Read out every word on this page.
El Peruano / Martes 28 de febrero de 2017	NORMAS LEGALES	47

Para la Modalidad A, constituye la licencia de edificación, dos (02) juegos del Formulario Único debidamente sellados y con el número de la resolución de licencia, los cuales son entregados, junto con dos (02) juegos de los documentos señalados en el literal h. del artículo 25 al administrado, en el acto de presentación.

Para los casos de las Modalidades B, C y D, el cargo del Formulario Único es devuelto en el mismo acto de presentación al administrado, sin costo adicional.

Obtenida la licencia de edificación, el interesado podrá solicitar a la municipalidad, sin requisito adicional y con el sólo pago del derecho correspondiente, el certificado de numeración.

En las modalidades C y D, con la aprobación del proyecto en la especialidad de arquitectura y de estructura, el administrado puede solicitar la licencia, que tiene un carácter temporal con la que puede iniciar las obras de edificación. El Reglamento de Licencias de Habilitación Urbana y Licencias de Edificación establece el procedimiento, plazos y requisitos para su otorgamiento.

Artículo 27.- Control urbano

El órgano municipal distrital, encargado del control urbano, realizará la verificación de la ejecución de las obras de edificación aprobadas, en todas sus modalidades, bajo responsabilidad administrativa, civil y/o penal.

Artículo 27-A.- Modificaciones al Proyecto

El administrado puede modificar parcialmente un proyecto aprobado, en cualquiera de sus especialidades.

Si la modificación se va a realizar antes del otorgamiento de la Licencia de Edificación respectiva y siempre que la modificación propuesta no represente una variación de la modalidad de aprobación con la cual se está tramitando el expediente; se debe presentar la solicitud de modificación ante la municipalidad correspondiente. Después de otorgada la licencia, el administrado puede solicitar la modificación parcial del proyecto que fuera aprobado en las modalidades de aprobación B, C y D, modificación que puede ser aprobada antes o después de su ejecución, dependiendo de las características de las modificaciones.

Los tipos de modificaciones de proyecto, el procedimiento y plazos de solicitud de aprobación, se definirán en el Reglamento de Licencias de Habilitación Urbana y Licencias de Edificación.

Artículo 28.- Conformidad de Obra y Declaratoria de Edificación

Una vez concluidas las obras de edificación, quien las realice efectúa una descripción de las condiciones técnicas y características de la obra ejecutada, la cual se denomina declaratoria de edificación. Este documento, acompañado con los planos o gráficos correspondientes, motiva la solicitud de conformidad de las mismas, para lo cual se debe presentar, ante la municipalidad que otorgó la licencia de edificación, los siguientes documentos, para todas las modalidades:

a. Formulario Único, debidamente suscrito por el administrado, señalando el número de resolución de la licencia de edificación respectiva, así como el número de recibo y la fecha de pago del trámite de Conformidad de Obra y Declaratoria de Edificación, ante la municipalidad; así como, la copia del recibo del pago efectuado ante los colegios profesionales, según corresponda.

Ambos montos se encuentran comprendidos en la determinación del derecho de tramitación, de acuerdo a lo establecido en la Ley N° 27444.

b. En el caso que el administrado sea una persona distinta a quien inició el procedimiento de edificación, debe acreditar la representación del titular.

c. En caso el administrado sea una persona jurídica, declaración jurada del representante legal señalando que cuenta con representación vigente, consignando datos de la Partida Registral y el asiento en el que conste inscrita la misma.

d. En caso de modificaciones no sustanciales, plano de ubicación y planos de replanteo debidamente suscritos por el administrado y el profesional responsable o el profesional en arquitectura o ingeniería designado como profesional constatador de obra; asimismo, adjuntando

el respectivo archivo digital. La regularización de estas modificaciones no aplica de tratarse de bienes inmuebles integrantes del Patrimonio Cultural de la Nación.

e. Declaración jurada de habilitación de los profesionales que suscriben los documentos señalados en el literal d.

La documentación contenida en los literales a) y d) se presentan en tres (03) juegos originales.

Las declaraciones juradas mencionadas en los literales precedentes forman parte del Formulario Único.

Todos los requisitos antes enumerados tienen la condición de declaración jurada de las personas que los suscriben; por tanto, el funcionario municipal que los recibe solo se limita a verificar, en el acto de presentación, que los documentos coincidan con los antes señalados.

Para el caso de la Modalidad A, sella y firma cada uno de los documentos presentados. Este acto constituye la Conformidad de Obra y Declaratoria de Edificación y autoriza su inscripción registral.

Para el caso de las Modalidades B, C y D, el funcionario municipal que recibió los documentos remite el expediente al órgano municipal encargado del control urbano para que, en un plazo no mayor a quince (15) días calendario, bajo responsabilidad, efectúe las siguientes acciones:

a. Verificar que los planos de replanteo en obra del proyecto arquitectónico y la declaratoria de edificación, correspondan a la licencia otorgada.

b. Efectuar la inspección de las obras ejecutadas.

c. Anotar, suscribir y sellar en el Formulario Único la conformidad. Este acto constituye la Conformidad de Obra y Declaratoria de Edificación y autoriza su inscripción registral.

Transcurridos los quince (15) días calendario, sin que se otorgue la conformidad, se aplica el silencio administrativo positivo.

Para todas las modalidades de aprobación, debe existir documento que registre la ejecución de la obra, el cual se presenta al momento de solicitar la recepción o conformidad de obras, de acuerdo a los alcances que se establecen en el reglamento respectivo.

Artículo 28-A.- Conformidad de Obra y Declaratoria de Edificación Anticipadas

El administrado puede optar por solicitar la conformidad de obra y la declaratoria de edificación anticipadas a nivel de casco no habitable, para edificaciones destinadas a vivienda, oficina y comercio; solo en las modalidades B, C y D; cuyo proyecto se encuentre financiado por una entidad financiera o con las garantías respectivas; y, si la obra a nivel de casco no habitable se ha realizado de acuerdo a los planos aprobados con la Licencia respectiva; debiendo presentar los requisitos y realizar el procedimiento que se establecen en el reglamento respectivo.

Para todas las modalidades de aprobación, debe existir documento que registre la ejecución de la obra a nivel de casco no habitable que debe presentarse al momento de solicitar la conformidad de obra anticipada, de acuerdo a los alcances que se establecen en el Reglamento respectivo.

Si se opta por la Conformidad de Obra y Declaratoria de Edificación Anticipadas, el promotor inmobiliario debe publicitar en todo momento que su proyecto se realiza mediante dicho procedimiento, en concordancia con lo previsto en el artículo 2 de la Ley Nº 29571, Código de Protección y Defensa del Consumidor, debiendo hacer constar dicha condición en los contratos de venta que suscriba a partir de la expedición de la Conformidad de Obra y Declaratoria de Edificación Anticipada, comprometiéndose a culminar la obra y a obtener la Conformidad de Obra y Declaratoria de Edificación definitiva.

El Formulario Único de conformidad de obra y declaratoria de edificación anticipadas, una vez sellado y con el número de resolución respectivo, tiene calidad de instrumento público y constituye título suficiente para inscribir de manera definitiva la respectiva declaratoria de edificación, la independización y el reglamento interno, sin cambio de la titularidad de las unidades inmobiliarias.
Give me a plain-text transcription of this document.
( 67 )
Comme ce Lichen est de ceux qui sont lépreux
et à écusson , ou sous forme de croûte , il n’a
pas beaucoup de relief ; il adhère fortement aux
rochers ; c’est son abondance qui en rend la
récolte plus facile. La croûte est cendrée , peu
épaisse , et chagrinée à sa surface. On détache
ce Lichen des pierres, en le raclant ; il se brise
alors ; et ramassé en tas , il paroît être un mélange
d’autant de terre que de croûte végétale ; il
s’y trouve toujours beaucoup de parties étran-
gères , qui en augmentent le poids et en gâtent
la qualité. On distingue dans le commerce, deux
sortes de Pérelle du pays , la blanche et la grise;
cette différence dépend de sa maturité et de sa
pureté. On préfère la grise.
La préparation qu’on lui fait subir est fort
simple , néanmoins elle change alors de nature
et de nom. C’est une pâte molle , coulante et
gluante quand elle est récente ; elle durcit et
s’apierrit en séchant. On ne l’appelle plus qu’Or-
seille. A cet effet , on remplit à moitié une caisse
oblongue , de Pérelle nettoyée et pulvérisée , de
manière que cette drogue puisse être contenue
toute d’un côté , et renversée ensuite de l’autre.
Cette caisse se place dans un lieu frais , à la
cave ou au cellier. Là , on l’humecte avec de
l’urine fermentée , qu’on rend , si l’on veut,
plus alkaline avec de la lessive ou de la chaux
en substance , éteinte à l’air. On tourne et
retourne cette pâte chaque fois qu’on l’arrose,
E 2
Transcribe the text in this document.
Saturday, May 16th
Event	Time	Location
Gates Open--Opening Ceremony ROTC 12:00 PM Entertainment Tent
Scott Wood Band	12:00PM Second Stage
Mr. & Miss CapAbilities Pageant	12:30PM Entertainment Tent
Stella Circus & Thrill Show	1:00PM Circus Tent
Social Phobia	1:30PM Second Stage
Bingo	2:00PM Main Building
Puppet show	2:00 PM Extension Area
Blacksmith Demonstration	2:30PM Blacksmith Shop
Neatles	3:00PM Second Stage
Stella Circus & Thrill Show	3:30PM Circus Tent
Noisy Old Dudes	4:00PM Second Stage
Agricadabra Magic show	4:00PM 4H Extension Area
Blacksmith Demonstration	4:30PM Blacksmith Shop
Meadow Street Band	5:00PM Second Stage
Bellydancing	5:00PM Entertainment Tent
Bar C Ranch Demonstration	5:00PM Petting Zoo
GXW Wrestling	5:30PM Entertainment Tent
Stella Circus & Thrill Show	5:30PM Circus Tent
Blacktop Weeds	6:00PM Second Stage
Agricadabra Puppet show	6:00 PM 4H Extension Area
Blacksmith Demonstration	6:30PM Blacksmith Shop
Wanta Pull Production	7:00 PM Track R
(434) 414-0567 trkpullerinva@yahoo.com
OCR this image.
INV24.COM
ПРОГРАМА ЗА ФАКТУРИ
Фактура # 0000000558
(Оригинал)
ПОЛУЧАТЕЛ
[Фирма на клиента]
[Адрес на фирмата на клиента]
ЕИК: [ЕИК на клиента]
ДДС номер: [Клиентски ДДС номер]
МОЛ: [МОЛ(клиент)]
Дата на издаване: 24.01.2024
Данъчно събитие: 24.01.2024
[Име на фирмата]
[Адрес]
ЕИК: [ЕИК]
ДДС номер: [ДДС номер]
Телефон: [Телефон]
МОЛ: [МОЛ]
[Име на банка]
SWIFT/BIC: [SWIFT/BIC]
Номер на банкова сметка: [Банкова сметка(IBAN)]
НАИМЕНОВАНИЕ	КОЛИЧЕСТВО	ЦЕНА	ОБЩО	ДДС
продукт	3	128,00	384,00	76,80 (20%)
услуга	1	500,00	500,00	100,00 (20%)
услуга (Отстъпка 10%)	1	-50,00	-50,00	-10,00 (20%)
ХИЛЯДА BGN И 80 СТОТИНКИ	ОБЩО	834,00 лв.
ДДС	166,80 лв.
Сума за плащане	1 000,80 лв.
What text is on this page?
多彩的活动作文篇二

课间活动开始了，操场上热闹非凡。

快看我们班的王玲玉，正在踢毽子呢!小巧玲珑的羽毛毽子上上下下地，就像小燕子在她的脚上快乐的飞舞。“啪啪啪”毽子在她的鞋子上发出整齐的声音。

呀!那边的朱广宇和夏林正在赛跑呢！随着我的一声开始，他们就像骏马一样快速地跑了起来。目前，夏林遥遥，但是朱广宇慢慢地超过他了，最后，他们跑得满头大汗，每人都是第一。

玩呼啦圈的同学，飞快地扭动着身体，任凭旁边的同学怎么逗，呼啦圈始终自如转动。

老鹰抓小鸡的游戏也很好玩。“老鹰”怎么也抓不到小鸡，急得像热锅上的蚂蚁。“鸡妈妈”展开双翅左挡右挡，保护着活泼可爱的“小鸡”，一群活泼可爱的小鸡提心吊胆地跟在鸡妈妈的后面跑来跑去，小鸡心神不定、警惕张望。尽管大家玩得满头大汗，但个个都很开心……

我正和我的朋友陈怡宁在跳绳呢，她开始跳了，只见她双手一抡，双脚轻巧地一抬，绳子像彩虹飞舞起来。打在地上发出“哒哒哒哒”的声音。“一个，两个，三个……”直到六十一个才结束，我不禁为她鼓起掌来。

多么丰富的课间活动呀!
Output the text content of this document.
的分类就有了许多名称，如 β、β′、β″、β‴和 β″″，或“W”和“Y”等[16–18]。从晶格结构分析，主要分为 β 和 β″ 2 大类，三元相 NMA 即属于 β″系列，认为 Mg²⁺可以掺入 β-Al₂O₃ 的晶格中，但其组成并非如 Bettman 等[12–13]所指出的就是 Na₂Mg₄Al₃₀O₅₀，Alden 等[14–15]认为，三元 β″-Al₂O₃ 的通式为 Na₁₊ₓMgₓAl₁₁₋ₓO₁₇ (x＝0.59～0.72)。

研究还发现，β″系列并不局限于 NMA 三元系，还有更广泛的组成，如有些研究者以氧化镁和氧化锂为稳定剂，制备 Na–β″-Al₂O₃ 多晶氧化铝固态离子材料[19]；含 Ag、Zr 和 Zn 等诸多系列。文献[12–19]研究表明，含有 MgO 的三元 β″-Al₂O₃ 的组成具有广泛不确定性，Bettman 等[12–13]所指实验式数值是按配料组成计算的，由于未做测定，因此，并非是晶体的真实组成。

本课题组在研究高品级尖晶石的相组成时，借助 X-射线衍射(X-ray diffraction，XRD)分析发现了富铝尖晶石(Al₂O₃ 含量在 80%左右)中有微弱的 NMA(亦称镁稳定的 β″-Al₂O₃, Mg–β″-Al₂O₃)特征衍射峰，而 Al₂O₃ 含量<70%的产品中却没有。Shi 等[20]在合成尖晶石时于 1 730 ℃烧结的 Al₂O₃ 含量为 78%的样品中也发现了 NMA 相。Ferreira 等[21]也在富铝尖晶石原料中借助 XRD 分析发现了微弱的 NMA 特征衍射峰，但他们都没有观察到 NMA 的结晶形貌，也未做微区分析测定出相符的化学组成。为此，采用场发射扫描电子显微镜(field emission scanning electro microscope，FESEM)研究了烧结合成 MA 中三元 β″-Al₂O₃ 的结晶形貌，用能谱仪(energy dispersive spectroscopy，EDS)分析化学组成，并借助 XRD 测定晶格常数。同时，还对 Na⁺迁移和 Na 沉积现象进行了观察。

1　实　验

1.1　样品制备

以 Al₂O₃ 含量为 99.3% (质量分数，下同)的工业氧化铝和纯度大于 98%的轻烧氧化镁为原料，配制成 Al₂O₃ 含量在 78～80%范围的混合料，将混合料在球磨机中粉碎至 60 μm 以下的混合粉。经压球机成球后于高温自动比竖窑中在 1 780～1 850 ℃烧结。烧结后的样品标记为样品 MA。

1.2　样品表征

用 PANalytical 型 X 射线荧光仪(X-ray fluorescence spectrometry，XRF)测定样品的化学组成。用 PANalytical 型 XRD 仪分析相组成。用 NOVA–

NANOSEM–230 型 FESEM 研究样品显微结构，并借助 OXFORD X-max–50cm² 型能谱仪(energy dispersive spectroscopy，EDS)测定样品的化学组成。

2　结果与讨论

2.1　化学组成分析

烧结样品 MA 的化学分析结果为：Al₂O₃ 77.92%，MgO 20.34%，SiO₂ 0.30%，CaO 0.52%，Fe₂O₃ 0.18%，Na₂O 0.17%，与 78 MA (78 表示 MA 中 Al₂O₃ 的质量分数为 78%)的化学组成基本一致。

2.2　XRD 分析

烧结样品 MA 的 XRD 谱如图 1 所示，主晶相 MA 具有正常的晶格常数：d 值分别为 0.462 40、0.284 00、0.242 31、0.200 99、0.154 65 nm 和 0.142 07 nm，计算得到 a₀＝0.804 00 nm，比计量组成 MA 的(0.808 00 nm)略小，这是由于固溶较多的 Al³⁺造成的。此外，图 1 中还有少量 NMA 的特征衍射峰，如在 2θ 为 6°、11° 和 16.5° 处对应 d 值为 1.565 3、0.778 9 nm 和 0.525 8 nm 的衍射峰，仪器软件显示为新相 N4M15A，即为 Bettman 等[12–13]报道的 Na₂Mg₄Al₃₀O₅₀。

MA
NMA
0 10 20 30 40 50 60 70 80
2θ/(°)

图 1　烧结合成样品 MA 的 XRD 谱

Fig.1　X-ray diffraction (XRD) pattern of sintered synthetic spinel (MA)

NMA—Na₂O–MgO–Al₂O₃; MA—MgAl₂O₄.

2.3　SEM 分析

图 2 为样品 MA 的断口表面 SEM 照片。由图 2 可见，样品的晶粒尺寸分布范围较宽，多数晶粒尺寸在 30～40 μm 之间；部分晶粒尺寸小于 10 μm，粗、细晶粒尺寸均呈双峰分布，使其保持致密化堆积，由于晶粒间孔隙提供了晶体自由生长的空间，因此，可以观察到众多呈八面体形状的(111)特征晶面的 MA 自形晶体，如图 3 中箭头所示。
- - - - -
▶ What to produce:
From the records, copy every line that has the string "como" in it.

▶ Exercise answer:
a. Formulario Único, debidamente suscrito por el administrado, señalando el número de resolución de la licencia de edificación respectiva, así como el número de recibo y la fecha de pago del trámite de Conformidad de Obra y Declaratoria de Edificación, ante la municipalidad; así como, la copia del recibo del pago efectuado ante los colegios profesionales, según corresponda.
d. En caso de modificaciones no sustanciales, plano de ubicación y planos de replanteo debidamente suscritos por el administrado y el profesional responsable o el profesional en arquitectura o ingeniería designado como profesional constatador de obra; asimismo, adjuntando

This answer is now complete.